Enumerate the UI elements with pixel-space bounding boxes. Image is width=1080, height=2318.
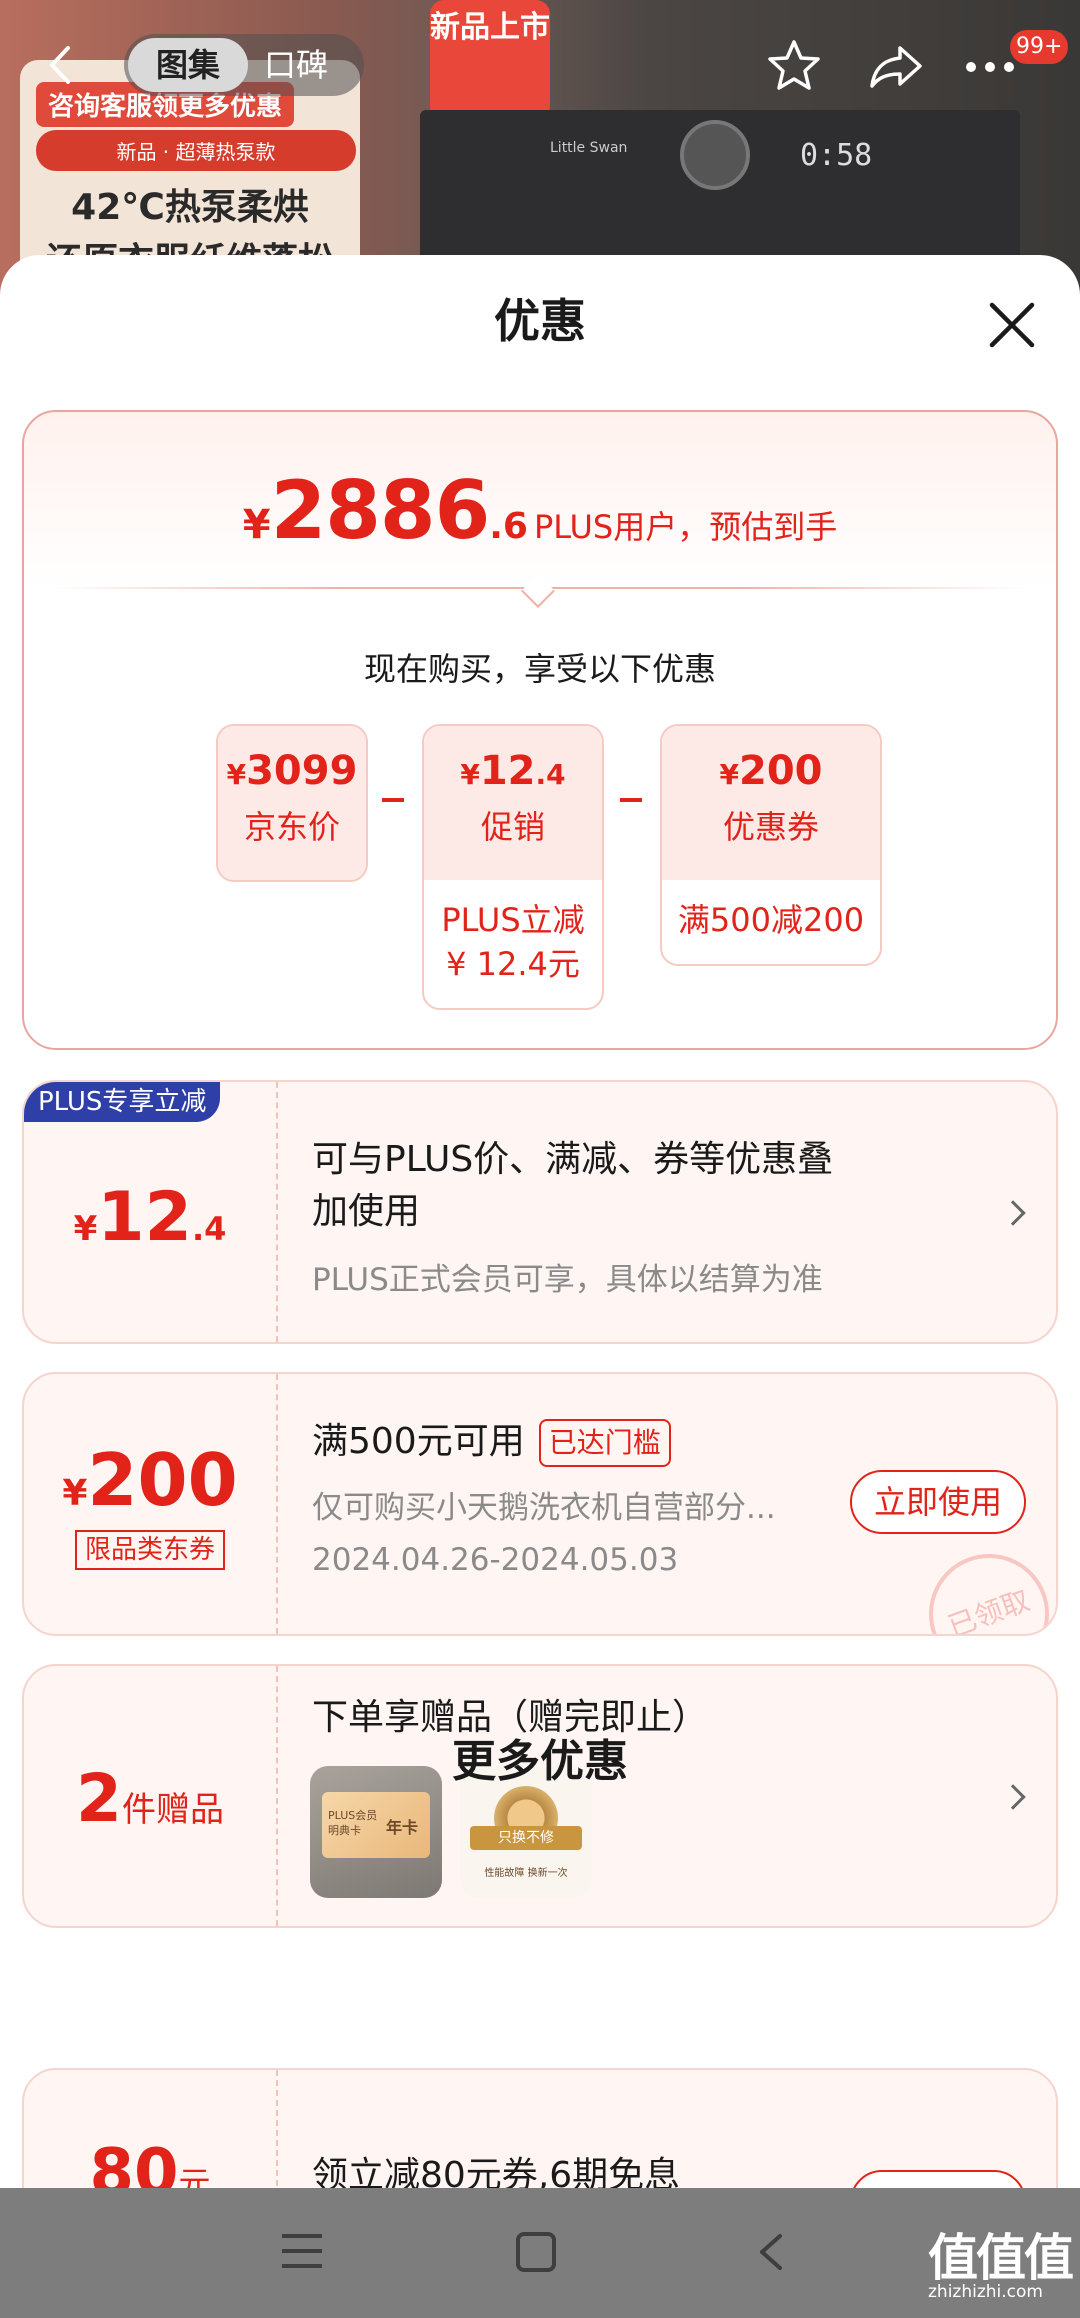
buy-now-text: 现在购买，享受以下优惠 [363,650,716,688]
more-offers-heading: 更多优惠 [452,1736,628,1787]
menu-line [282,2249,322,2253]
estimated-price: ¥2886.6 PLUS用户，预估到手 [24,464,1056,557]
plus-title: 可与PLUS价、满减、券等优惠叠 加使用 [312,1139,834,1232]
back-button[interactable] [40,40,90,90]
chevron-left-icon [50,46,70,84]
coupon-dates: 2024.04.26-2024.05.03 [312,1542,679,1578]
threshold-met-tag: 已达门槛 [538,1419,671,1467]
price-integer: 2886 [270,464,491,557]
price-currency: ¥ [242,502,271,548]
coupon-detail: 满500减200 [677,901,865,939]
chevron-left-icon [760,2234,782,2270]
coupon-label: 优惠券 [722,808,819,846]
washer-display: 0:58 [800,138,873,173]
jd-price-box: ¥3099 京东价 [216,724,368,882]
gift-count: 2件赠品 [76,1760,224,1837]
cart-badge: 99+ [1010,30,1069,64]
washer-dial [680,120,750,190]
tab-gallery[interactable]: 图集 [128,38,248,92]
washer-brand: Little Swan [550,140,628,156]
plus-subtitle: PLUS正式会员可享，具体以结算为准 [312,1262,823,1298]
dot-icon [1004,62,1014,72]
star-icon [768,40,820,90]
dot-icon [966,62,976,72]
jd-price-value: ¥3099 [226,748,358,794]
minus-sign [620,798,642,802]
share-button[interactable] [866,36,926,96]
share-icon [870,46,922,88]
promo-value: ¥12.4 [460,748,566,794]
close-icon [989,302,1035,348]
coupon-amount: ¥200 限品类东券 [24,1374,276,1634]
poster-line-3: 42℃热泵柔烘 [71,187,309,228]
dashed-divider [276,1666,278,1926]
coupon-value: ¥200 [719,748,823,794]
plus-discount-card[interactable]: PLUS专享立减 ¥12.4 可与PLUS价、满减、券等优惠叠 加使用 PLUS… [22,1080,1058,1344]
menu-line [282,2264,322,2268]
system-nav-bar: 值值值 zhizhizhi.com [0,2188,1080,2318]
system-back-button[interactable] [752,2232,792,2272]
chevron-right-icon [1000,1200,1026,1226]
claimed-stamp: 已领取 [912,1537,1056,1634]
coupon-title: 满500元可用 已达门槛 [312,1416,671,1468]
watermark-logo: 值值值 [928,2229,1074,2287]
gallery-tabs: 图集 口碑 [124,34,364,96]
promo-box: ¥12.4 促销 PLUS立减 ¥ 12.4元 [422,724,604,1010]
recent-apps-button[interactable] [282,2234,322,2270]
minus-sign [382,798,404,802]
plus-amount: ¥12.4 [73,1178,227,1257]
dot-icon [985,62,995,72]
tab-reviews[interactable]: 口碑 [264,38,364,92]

---

### Problem statement
Reproduce every line of the material above verbatim, omitting the pictures.

### The reply
Enumerate the UI elements with pixel-space bounding boxes. Image is width=1080, height=2318.
buy-now-text: 现在购买，享受以下优惠 [363,650,716,688]
more-offers-heading: 更多优惠 [452,1736,628,1787]
menu-line [282,2249,322,2253]
estimated-price: ¥2886.6 PLUS用户，预估到手 [24,464,1056,557]
plus-title: 可与PLUS价、满减、券等优惠叠 加使用 [312,1139,834,1232]
back-button[interactable] [40,40,90,90]
chevron-left-icon [50,46,70,84]
coupon-dates: 2024.04.26-2024.05.03 [312,1542,679,1578]
threshold-met-tag: 已达门槛 [538,1419,671,1467]
price-integer: 2886 [270,464,491,557]
price-currency: ¥ [242,502,271,548]
coupon-detail: 满500减200 [677,901,865,939]
chevron-left-icon [760,2234,782,2270]
coupon-label: 优惠券 [722,808,819,846]
washer-display: 0:58 [800,138,873,173]
jd-price-box: ¥3099 京东价 [216,724,368,882]
gift-count: 2件赠品 [76,1760,224,1837]
cart-badge: 99+ [1010,30,1069,64]
washer-dial [680,120,750,190]
tab-gallery[interactable]: 图集 [128,38,248,92]
washer-brand: Little Swan [550,140,628,156]
plus-subtitle: PLUS正式会员可享，具体以结算为准 [312,1262,823,1298]
dot-icon [1004,62,1014,72]
star-icon [768,40,820,90]
dot-icon [966,62,976,72]
jd-price-value: ¥3099 [226,748,358,794]
minus-sign [620,798,642,802]
share-button[interactable] [866,36,926,96]
share-icon [870,46,922,88]
promo-value: ¥12.4 [460,748,566,794]
close-icon [989,302,1035,348]
coupon-amount: ¥200 限品类东券 [24,1374,276,1634]
poster-line-3: 42℃热泵柔烘 [71,187,309,228]
dashed-divider [276,1666,278,1926]
coupon-value: ¥200 [719,748,823,794]
plus-discount-card[interactable]: PLUS专享立减 ¥12.4 可与PLUS价、满减、券等优惠叠 加使用 PLUS… [22,1080,1058,1344]
menu-line [282,2264,322,2268]
system-nav-bar: 值值值 zhizhizhi.com [0,2188,1080,2318]
system-back-button[interactable] [752,2232,792,2272]
chevron-right-icon [1000,1200,1026,1226]
claimed-stamp: 已领取 [912,1537,1056,1634]
coupon-title: 满500元可用 已达门槛 [312,1416,671,1468]
watermark-logo: 值值值 [928,2229,1074,2287]
gallery-tabs: 图集 口碑 [124,34,364,96]
promo-box: ¥12.4 促销 PLUS立减 ¥ 12.4元 [422,724,604,1010]
recent-apps-button[interactable] [282,2234,322,2270]
minus-sign [382,798,404,802]
plus-amount: ¥12.4 [73,1178,227,1257]
dot-icon [985,62,995,72]
tab-reviews[interactable]: 口碑 [264,38,364,92]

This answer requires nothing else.